(Data entries)
** begin **

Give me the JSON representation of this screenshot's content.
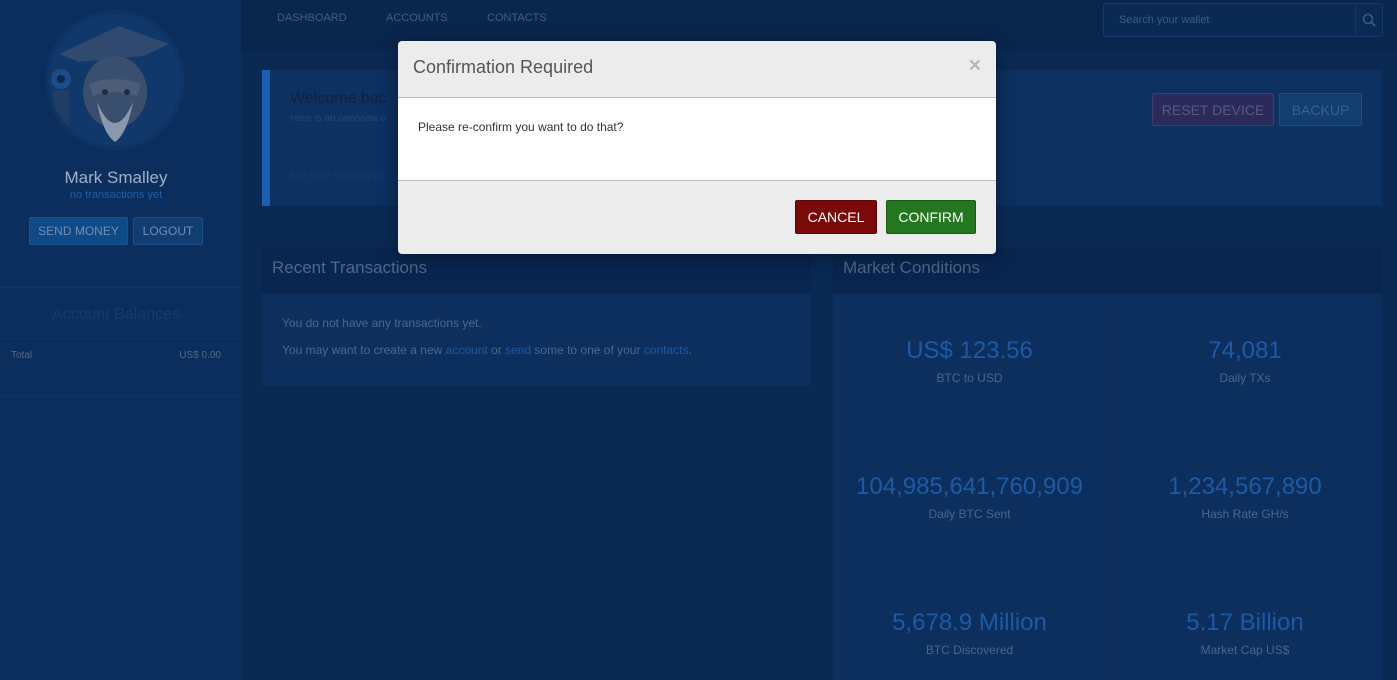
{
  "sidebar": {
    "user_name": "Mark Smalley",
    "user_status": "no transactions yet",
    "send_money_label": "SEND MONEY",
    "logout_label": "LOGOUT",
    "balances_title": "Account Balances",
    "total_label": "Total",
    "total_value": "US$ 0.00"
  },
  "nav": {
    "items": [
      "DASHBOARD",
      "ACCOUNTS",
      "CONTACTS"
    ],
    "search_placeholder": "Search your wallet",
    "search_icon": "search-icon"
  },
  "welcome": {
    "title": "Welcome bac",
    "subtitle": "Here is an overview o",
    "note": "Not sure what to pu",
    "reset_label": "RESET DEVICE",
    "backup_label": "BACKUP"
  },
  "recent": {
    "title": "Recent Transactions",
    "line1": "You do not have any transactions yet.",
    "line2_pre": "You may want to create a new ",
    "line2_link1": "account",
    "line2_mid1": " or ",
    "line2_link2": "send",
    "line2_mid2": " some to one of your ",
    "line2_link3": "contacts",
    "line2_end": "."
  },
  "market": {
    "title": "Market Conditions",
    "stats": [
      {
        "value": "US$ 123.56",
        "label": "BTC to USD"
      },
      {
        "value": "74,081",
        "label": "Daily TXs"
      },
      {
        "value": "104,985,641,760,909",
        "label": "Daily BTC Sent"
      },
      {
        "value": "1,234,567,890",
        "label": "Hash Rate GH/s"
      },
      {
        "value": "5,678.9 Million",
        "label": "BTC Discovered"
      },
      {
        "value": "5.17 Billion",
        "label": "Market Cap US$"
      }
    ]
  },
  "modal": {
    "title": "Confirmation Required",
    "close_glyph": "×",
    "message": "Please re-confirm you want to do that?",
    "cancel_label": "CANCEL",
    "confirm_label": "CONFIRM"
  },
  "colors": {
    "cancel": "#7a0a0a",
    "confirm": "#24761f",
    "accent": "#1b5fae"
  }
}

** end **

Task details —
Retype the entries word for word. Omit any images.

The result —
Give me the JSON representation of this screenshot's content.
{
  "sidebar": {
    "user_name": "Mark Smalley",
    "user_status": "no transactions yet",
    "send_money_label": "SEND MONEY",
    "logout_label": "LOGOUT",
    "balances_title": "Account Balances",
    "total_label": "Total",
    "total_value": "US$ 0.00"
  },
  "nav": {
    "items": [
      "DASHBOARD",
      "ACCOUNTS",
      "CONTACTS"
    ],
    "search_placeholder": "Search your wallet",
    "search_icon": "search-icon"
  },
  "welcome": {
    "title": "Welcome bac",
    "subtitle": "Here is an overview o",
    "note": "Not sure what to pu",
    "reset_label": "RESET DEVICE",
    "backup_label": "BACKUP"
  },
  "recent": {
    "title": "Recent Transactions",
    "line1": "You do not have any transactions yet.",
    "line2_pre": "You may want to create a new ",
    "line2_link1": "account",
    "line2_mid1": " or ",
    "line2_link2": "send",
    "line2_mid2": " some to one of your ",
    "line2_link3": "contacts",
    "line2_end": "."
  },
  "market": {
    "title": "Market Conditions",
    "stats": [
      {
        "value": "US$ 123.56",
        "label": "BTC to USD"
      },
      {
        "value": "74,081",
        "label": "Daily TXs"
      },
      {
        "value": "104,985,641,760,909",
        "label": "Daily BTC Sent"
      },
      {
        "value": "1,234,567,890",
        "label": "Hash Rate GH/s"
      },
      {
        "value": "5,678.9 Million",
        "label": "BTC Discovered"
      },
      {
        "value": "5.17 Billion",
        "label": "Market Cap US$"
      }
    ]
  },
  "modal": {
    "title": "Confirmation Required",
    "close_glyph": "×",
    "message": "Please re-confirm you want to do that?",
    "cancel_label": "CANCEL",
    "confirm_label": "CONFIRM"
  },
  "colors": {
    "cancel": "#7a0a0a",
    "confirm": "#24761f",
    "accent": "#1b5fae"
  }
}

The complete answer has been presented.